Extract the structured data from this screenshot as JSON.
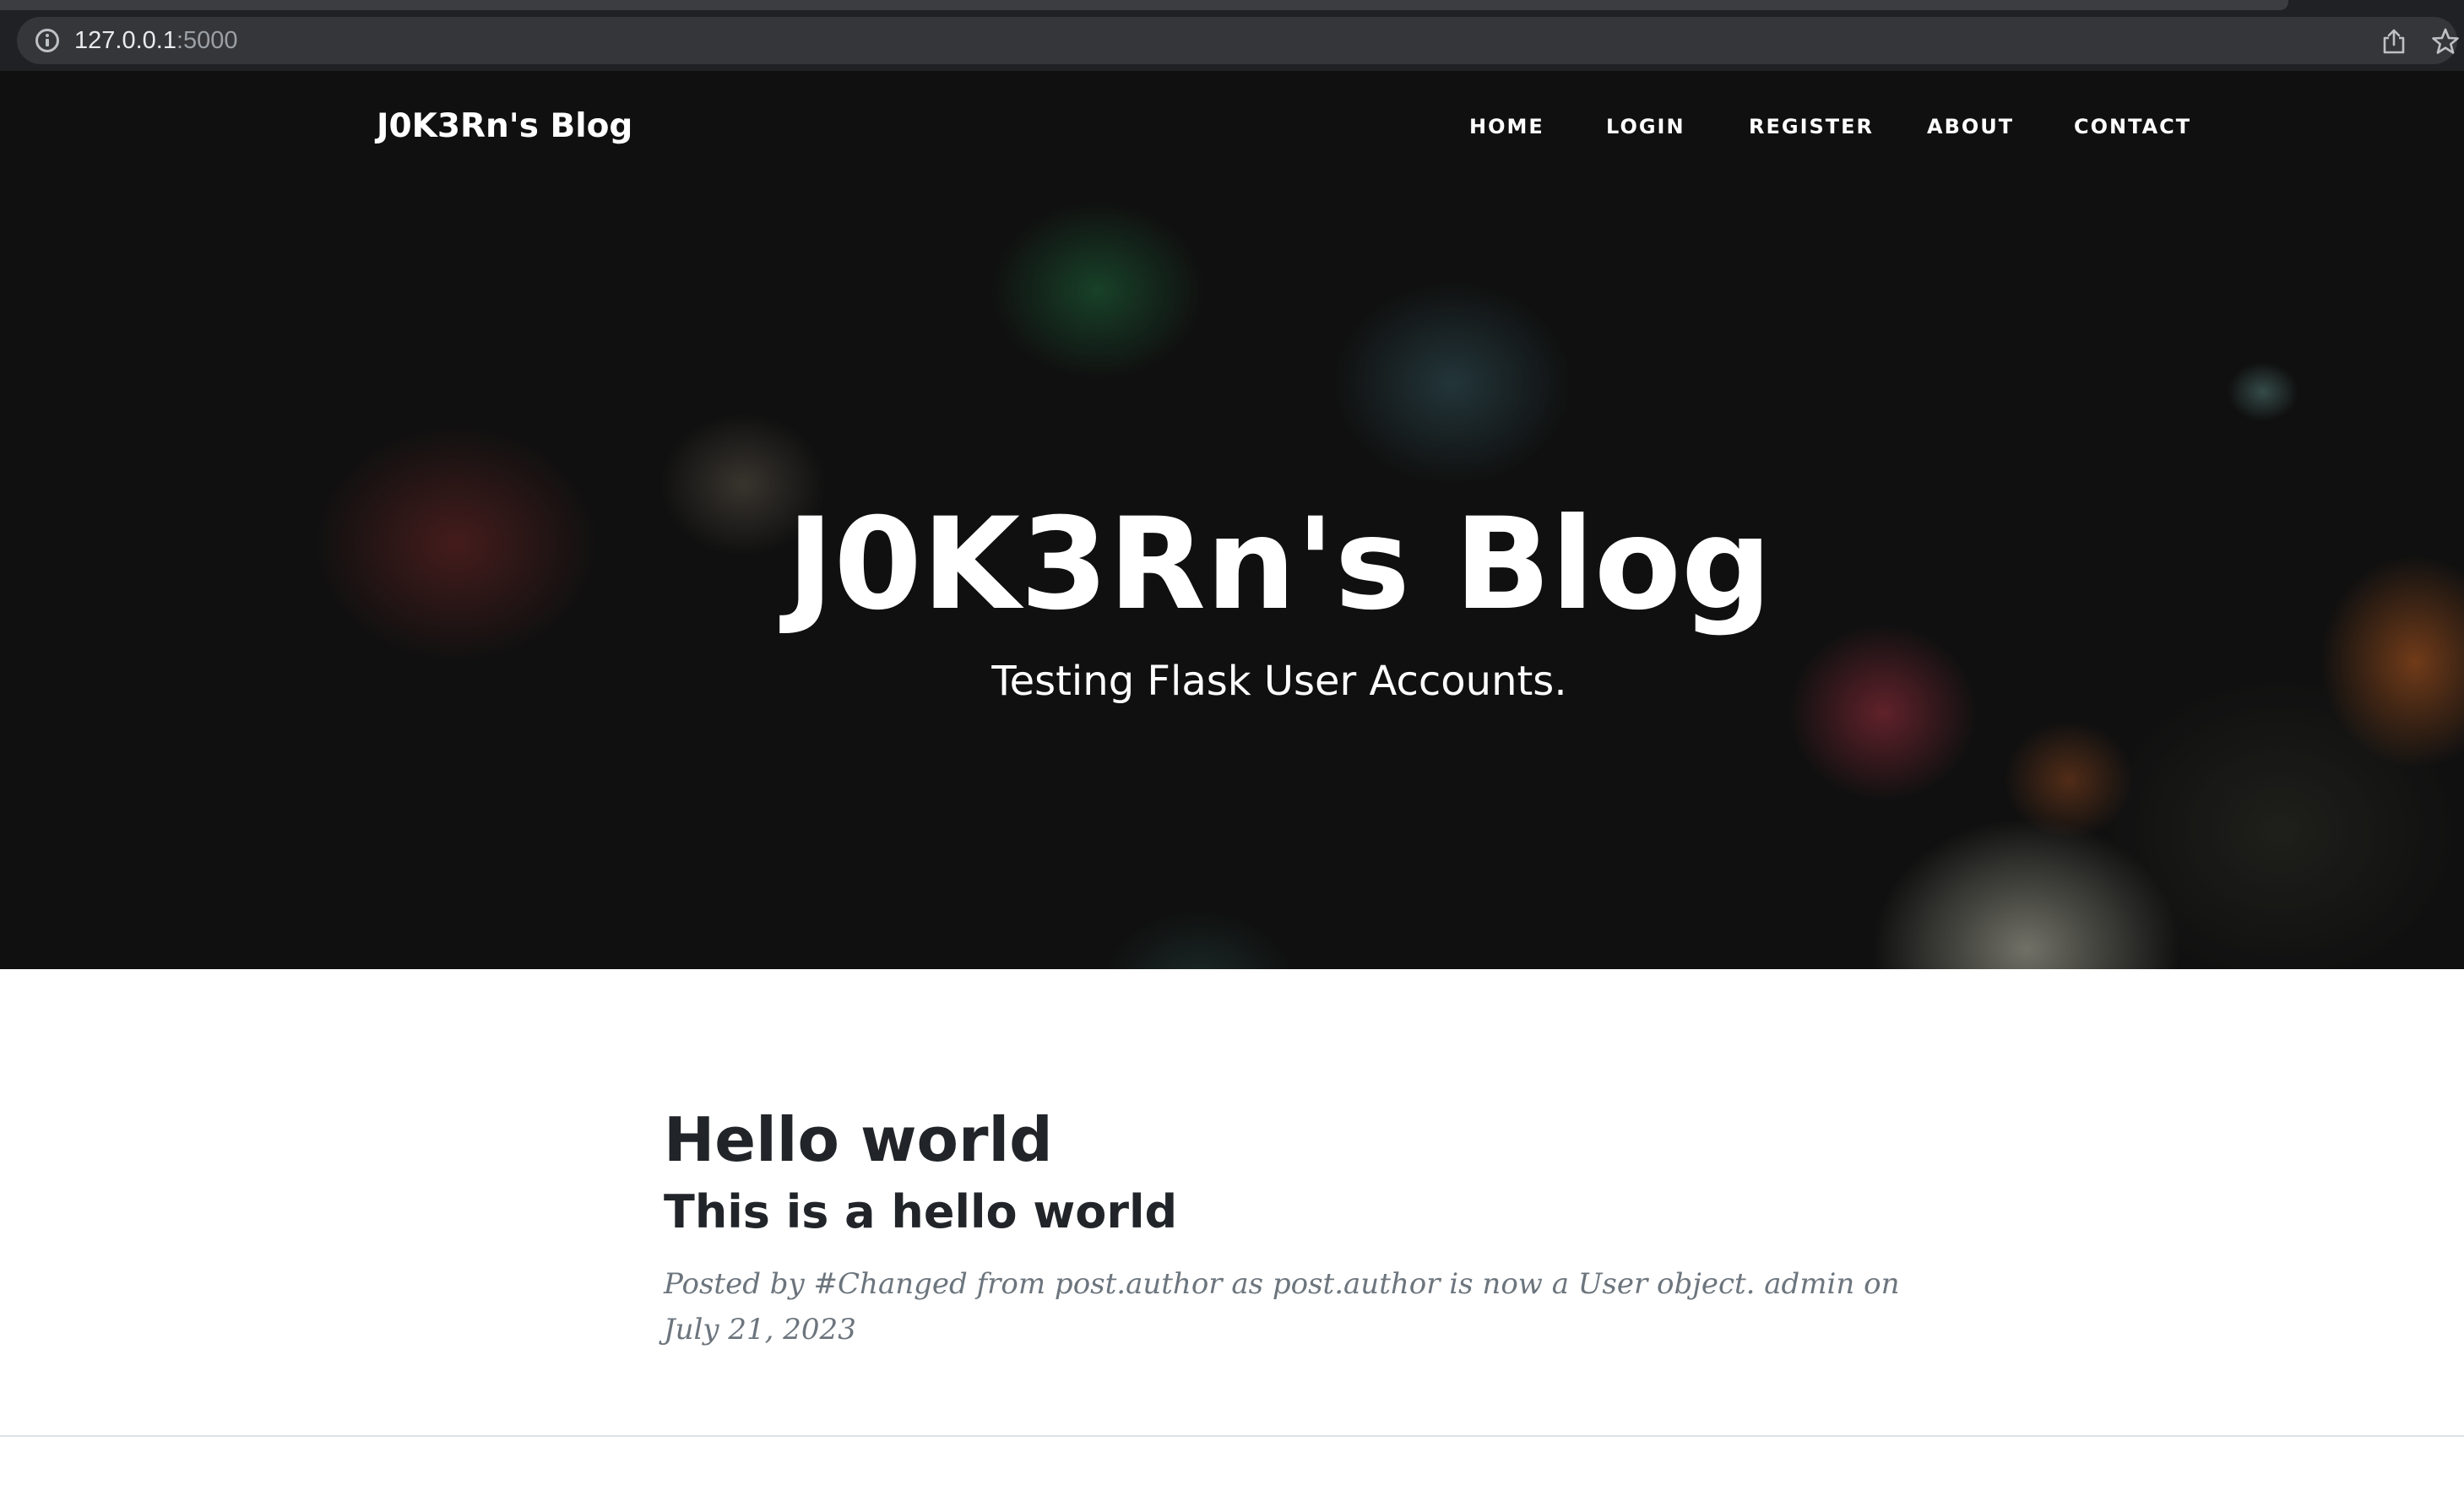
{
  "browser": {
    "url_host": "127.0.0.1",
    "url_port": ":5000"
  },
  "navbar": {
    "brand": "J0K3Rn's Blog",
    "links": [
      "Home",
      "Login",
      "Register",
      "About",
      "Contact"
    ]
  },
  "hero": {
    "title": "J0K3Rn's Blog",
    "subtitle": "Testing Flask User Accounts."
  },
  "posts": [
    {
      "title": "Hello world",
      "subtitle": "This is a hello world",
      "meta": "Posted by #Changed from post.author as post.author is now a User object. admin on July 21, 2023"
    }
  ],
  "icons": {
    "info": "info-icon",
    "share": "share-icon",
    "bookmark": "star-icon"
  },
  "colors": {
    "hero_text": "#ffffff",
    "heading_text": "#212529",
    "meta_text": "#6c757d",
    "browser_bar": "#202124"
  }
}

+ + +

Stated problem
Can you repeat every record above exactly, apart from the pictures?

Final result
Extract the structured data from this screenshot as JSON.
{
  "browser": {
    "url_host": "127.0.0.1",
    "url_port": ":5000"
  },
  "navbar": {
    "brand": "J0K3Rn's Blog",
    "links": [
      "Home",
      "Login",
      "Register",
      "About",
      "Contact"
    ]
  },
  "hero": {
    "title": "J0K3Rn's Blog",
    "subtitle": "Testing Flask User Accounts."
  },
  "posts": [
    {
      "title": "Hello world",
      "subtitle": "This is a hello world",
      "meta": "Posted by #Changed from post.author as post.author is now a User object. admin on July 21, 2023"
    }
  ],
  "icons": {
    "info": "info-icon",
    "share": "share-icon",
    "bookmark": "star-icon"
  },
  "colors": {
    "hero_text": "#ffffff",
    "heading_text": "#212529",
    "meta_text": "#6c757d",
    "browser_bar": "#202124"
  }
}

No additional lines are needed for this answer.